● **INPUT ROWS**

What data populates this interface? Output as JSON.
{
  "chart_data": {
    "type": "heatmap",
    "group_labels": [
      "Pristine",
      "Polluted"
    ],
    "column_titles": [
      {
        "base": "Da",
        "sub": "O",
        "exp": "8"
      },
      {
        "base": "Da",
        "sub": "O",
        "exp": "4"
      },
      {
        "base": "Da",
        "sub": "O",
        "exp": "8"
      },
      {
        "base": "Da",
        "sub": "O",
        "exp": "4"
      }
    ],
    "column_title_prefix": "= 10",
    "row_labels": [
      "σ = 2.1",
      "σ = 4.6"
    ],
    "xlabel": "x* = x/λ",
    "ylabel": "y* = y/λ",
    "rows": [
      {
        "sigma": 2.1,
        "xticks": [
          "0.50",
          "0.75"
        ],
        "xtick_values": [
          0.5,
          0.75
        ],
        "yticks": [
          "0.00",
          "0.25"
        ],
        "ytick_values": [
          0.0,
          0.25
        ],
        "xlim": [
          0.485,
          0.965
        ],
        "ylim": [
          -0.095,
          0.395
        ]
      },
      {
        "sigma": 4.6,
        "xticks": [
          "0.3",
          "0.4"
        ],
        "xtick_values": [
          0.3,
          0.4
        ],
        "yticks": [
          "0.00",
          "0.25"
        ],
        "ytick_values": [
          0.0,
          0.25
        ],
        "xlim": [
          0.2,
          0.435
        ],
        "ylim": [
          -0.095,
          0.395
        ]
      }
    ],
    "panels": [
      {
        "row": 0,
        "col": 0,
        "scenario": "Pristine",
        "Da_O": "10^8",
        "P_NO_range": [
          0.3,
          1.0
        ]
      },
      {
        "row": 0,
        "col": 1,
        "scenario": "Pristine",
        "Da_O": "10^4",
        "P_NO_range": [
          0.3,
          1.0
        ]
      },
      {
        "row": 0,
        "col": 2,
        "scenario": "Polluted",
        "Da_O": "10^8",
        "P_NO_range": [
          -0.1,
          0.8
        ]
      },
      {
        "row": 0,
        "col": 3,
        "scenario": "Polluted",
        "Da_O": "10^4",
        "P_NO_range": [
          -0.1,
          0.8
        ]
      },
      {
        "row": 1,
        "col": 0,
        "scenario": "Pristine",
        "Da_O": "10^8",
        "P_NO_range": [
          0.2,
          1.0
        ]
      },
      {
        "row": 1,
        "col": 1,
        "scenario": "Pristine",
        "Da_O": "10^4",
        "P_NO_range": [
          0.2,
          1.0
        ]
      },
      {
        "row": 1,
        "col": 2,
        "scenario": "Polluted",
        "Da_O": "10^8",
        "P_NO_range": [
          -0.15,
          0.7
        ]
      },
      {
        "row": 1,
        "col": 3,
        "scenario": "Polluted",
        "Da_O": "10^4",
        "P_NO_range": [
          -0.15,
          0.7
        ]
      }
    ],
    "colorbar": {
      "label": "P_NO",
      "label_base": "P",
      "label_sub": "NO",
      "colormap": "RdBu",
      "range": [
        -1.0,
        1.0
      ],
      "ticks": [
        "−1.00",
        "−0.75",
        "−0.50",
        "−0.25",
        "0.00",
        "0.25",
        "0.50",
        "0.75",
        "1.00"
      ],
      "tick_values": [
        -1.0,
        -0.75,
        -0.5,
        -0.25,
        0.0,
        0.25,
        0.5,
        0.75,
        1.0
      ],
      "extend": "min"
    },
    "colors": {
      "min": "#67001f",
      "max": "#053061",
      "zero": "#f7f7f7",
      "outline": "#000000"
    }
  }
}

● **BRIEF**
Output all of the data above without any alteration.

● **RESULT**
What data populates this interface? Output as JSON.
{
  "chart_data": {
    "type": "heatmap",
    "group_labels": [
      "Pristine",
      "Polluted"
    ],
    "column_titles": [
      {
        "base": "Da",
        "sub": "O",
        "exp": "8"
      },
      {
        "base": "Da",
        "sub": "O",
        "exp": "4"
      },
      {
        "base": "Da",
        "sub": "O",
        "exp": "8"
      },
      {
        "base": "Da",
        "sub": "O",
        "exp": "4"
      }
    ],
    "column_title_prefix": "= 10",
    "row_labels": [
      "σ = 2.1",
      "σ = 4.6"
    ],
    "xlabel": "x* = x/λ",
    "ylabel": "y* = y/λ",
    "rows": [
      {
        "sigma": 2.1,
        "xticks": [
          "0.50",
          "0.75"
        ],
        "xtick_values": [
          0.5,
          0.75
        ],
        "yticks": [
          "0.00",
          "0.25"
        ],
        "ytick_values": [
          0.0,
          0.25
        ],
        "xlim": [
          0.485,
          0.965
        ],
        "ylim": [
          -0.095,
          0.395
        ]
      },
      {
        "sigma": 4.6,
        "xticks": [
          "0.3",
          "0.4"
        ],
        "xtick_values": [
          0.3,
          0.4
        ],
        "yticks": [
          "0.00",
          "0.25"
        ],
        "ytick_values": [
          0.0,
          0.25
        ],
        "xlim": [
          0.2,
          0.435
        ],
        "ylim": [
          -0.095,
          0.395
        ]
      }
    ],
    "panels": [
      {
        "row": 0,
        "col": 0,
        "scenario": "Pristine",
        "Da_O": "10^8",
        "P_NO_range": [
          0.3,
          1.0
        ]
      },
      {
        "row": 0,
        "col": 1,
        "scenario": "Pristine",
        "Da_O": "10^4",
        "P_NO_range": [
          0.3,
          1.0
        ]
      },
      {
        "row": 0,
        "col": 2,
        "scenario": "Polluted",
        "Da_O": "10^8",
        "P_NO_range": [
          -0.1,
          0.8
        ]
      },
      {
        "row": 0,
        "col": 3,
        "scenario": "Polluted",
        "Da_O": "10^4",
        "P_NO_range": [
          -0.1,
          0.8
        ]
      },
      {
        "row": 1,
        "col": 0,
        "scenario": "Pristine",
        "Da_O": "10^8",
        "P_NO_range": [
          0.2,
          1.0
        ]
      },
      {
        "row": 1,
        "col": 1,
        "scenario": "Pristine",
        "Da_O": "10^4",
        "P_NO_range": [
          0.2,
          1.0
        ]
      },
      {
        "row": 1,
        "col": 2,
        "scenario": "Polluted",
        "Da_O": "10^8",
        "P_NO_range": [
          -0.15,
          0.7
        ]
      },
      {
        "row": 1,
        "col": 3,
        "scenario": "Polluted",
        "Da_O": "10^4",
        "P_NO_range": [
          -0.15,
          0.7
        ]
      }
    ],
    "colorbar": {
      "label": "P_NO",
      "label_base": "P",
      "label_sub": "NO",
      "colormap": "RdBu",
      "range": [
        -1.0,
        1.0
      ],
      "ticks": [
        "−1.00",
        "−0.75",
        "−0.50",
        "−0.25",
        "0.00",
        "0.25",
        "0.50",
        "0.75",
        "1.00"
      ],
      "tick_values": [
        -1.0,
        -0.75,
        -0.5,
        -0.25,
        0.0,
        0.25,
        0.5,
        0.75,
        1.0
      ],
      "extend": "min"
    },
    "colors": {
      "min": "#67001f",
      "max": "#053061",
      "zero": "#f7f7f7",
      "outline": "#000000"
    }
  }
}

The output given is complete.